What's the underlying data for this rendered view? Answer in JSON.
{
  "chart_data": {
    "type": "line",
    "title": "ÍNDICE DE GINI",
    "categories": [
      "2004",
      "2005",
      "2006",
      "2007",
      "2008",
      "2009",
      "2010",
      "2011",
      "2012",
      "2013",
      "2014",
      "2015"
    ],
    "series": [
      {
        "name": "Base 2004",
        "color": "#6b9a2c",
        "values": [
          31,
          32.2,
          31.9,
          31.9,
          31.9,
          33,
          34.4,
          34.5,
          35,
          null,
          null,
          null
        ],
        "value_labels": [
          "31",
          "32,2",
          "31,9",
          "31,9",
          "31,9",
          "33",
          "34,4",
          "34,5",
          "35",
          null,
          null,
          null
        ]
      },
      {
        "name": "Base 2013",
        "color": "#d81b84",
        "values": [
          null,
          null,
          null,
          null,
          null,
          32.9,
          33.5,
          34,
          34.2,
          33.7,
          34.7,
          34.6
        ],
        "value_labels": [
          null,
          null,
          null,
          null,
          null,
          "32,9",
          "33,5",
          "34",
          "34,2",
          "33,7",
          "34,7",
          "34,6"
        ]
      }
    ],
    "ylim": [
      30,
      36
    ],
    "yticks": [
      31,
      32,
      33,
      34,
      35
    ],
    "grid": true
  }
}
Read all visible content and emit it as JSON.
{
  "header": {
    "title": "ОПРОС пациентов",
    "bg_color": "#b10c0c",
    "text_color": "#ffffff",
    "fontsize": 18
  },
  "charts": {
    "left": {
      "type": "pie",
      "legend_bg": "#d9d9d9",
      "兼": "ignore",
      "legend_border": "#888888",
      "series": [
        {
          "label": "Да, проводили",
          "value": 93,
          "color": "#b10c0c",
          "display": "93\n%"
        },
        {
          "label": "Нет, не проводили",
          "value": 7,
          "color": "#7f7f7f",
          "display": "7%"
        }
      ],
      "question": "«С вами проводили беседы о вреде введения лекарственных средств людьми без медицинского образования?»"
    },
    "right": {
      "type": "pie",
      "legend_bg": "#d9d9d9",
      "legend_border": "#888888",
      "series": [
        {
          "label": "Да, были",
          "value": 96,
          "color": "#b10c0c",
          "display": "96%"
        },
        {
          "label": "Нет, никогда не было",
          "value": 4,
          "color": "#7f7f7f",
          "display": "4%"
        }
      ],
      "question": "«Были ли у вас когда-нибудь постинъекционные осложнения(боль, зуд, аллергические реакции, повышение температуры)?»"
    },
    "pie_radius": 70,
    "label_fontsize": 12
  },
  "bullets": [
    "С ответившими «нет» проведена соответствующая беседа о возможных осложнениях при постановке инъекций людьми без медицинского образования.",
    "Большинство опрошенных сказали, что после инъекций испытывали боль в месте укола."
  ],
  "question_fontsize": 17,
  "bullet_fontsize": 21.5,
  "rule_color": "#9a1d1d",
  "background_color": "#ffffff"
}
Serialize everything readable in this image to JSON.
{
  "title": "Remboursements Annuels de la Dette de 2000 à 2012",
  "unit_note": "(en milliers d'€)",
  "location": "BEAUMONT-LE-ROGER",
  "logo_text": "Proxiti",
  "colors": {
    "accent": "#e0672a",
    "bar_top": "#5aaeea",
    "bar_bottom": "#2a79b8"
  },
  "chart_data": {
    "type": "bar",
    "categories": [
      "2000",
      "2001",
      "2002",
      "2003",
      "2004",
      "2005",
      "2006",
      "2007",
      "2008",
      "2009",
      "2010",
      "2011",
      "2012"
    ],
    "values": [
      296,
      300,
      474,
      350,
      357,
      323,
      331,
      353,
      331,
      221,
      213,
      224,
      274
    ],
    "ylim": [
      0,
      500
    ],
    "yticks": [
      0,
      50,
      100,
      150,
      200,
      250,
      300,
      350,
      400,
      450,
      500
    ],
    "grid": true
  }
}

• • • • • • •

Exercise directions:
Scan the material above for the string "проводили" and return the lines that hold it.

Correct result:
          "label": "Да, проводили",
          "label": "Нет, не проводили",
      "question": "«С вами проводили беседы о вреде введения лекарственных средств людьми без медицинского образования?»"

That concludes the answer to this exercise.